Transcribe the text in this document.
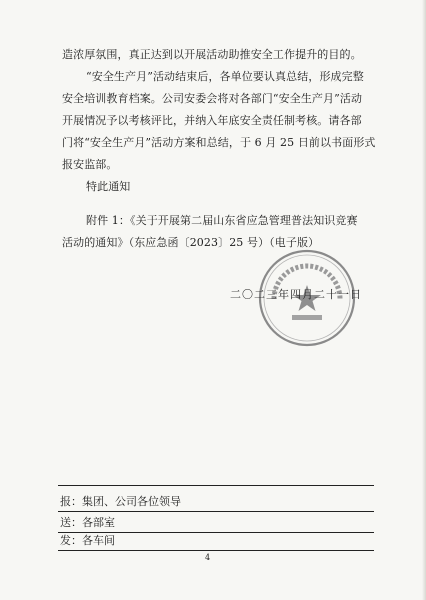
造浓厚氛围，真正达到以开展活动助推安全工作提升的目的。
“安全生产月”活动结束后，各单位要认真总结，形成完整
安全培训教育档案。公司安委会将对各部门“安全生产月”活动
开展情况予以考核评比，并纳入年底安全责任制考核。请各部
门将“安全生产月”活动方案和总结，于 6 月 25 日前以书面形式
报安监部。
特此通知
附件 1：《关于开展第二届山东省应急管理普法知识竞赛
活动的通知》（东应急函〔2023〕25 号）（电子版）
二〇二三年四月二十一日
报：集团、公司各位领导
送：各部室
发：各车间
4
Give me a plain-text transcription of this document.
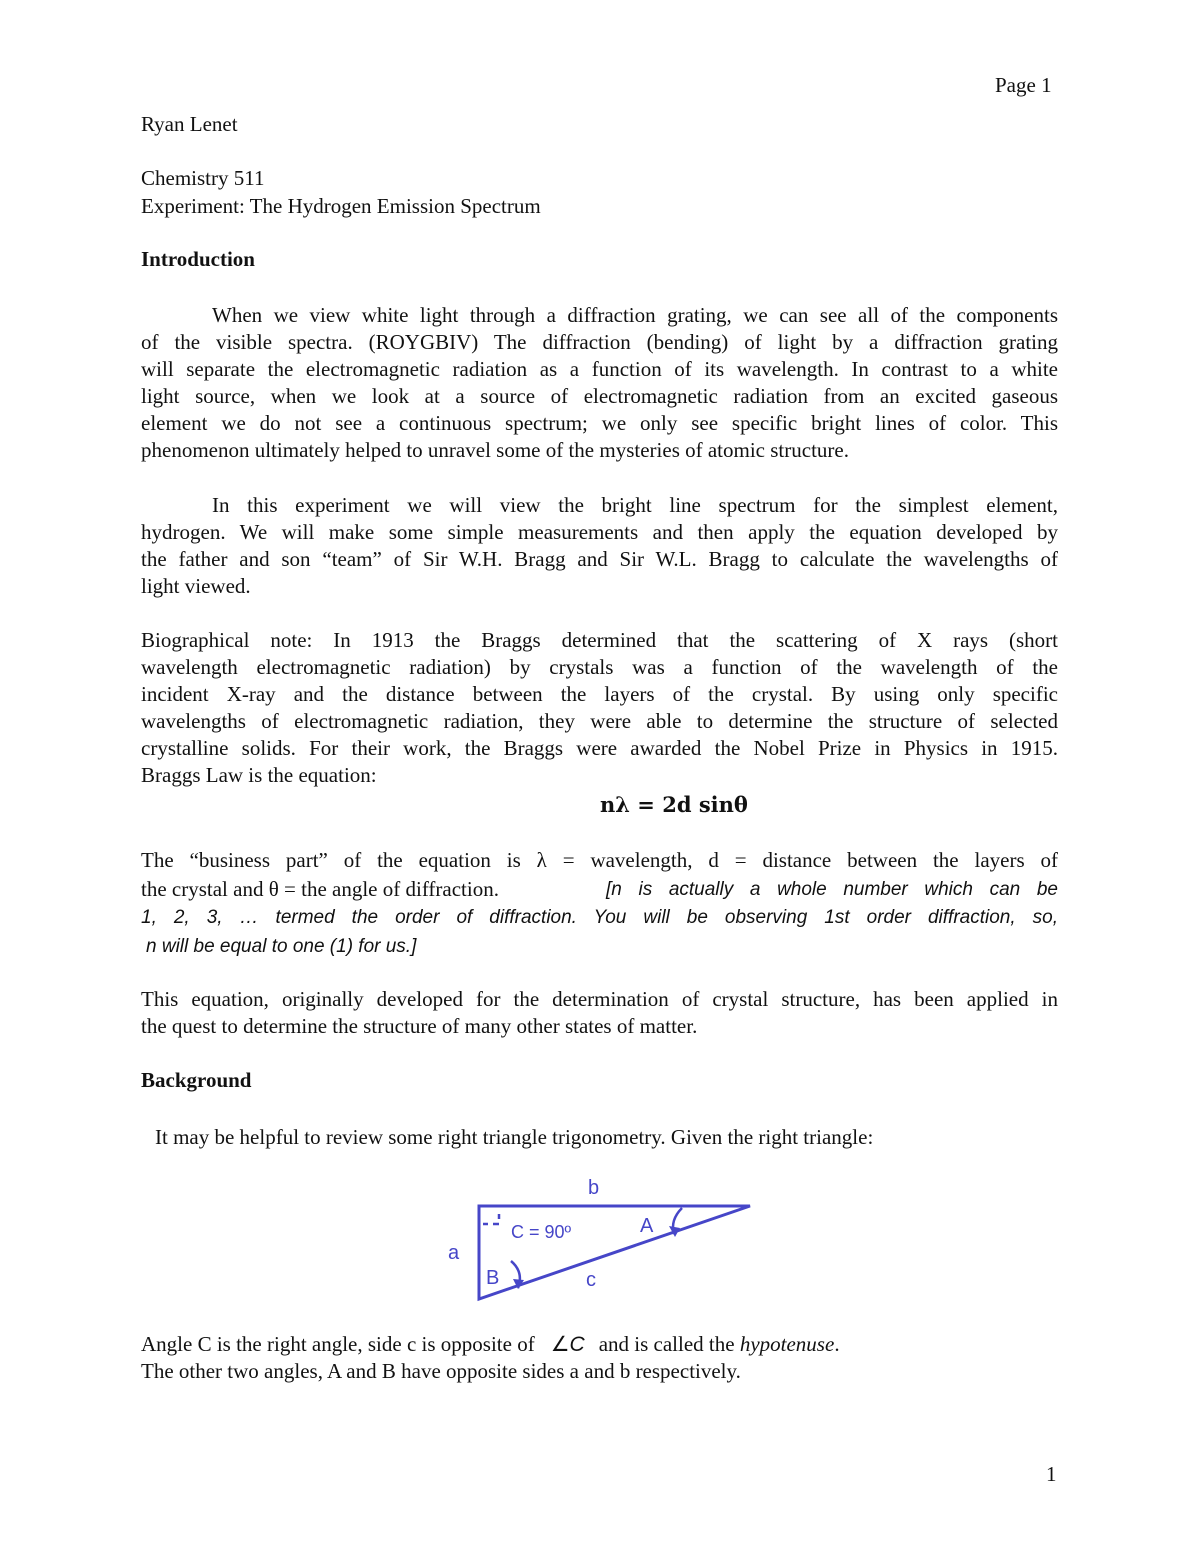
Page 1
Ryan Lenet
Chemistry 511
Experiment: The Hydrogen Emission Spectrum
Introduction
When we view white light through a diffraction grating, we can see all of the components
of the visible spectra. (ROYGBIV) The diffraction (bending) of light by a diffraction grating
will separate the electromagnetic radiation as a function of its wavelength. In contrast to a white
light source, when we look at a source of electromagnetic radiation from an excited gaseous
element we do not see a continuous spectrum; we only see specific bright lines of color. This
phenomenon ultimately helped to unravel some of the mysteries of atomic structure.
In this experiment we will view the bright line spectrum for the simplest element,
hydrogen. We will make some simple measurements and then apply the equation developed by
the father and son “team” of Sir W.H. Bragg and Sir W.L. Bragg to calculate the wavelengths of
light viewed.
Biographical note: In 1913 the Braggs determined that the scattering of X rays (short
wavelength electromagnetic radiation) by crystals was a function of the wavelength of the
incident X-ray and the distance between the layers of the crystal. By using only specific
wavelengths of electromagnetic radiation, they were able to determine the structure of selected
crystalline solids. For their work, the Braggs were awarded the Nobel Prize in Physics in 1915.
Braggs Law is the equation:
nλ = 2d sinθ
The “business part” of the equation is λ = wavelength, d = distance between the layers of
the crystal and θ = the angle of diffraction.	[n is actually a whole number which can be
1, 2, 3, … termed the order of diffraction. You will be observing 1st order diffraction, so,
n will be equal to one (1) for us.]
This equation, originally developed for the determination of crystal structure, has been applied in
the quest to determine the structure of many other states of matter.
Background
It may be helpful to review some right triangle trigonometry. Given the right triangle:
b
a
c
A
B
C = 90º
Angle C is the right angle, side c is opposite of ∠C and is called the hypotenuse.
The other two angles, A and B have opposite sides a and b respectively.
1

--- What you need to do ---
From the entries above, list each line with "Braggs" in it.

--- Correct answer ---
Biographical note: In 1913 the Braggs determined that the scattering of X rays (short
crystalline solids. For their work, the Braggs were awarded the Nobel Prize in Physics in 1915.
Braggs Law is the equation:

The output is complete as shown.